EXERCISE AIM
Draw out every line with the word "selection" from the listing below.

[DATASET ROWS start]

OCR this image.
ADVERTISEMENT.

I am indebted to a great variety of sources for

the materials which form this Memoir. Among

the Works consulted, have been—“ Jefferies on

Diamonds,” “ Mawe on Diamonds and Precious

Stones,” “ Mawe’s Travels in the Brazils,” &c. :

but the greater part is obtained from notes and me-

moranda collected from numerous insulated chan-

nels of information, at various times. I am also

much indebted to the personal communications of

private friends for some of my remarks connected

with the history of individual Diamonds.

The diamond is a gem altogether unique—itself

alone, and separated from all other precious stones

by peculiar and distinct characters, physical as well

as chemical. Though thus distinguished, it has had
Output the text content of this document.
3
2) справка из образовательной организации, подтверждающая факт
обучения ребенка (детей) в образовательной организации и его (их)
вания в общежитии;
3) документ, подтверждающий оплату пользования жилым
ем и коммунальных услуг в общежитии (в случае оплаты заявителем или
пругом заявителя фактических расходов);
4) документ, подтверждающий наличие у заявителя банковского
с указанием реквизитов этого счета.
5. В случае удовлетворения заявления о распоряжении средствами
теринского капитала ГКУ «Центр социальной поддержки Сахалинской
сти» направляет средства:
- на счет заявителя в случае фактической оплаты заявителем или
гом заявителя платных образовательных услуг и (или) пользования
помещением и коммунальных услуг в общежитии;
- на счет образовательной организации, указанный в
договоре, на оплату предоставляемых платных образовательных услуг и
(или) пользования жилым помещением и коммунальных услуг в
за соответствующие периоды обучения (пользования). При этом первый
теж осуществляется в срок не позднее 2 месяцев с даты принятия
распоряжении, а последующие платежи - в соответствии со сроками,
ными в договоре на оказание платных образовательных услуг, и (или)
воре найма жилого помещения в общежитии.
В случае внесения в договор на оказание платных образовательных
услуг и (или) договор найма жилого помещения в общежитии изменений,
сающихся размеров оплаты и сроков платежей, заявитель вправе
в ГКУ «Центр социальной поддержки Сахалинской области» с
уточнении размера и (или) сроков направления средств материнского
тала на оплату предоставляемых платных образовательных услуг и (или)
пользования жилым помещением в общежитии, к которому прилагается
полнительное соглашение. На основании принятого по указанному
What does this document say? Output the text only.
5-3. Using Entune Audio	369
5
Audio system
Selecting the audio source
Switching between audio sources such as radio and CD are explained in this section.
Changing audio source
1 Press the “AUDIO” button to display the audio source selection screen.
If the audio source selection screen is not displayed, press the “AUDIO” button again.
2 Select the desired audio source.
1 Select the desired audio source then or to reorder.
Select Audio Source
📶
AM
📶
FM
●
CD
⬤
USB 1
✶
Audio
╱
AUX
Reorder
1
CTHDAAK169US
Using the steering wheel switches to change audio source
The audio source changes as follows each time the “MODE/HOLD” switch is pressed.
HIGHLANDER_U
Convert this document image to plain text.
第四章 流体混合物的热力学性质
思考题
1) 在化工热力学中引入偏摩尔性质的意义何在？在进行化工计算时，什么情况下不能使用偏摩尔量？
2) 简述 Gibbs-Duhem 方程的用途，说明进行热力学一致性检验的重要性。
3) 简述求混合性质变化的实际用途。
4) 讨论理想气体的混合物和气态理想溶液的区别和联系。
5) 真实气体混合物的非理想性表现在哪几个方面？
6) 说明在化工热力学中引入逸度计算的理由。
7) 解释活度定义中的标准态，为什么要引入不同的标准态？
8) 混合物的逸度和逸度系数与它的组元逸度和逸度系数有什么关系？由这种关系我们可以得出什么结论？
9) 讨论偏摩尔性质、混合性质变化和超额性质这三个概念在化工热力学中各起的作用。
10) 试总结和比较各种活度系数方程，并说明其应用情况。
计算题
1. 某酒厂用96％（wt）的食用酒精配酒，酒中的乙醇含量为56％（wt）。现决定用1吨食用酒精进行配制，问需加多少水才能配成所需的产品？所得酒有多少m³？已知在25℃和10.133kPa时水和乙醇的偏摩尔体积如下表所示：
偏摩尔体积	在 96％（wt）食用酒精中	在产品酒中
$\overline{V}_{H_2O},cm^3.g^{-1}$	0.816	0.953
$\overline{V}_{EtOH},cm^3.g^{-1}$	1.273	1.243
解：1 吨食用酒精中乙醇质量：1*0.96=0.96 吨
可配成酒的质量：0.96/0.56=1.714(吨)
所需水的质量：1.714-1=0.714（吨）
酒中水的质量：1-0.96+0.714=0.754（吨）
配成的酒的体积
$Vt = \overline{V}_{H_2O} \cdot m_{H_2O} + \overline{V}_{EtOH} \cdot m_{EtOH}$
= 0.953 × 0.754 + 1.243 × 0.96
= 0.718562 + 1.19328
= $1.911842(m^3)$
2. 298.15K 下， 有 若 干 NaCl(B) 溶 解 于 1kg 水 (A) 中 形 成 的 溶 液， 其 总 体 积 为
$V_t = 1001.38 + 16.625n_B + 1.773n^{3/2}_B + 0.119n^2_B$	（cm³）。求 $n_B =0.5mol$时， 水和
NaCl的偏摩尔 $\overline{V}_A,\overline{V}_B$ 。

[DATASET ROWS end]

FULL RESPONSE
1 Press the “AUDIO” button to display the audio source selection screen.
If the audio source selection screen is not displayed, press the “AUDIO” button again.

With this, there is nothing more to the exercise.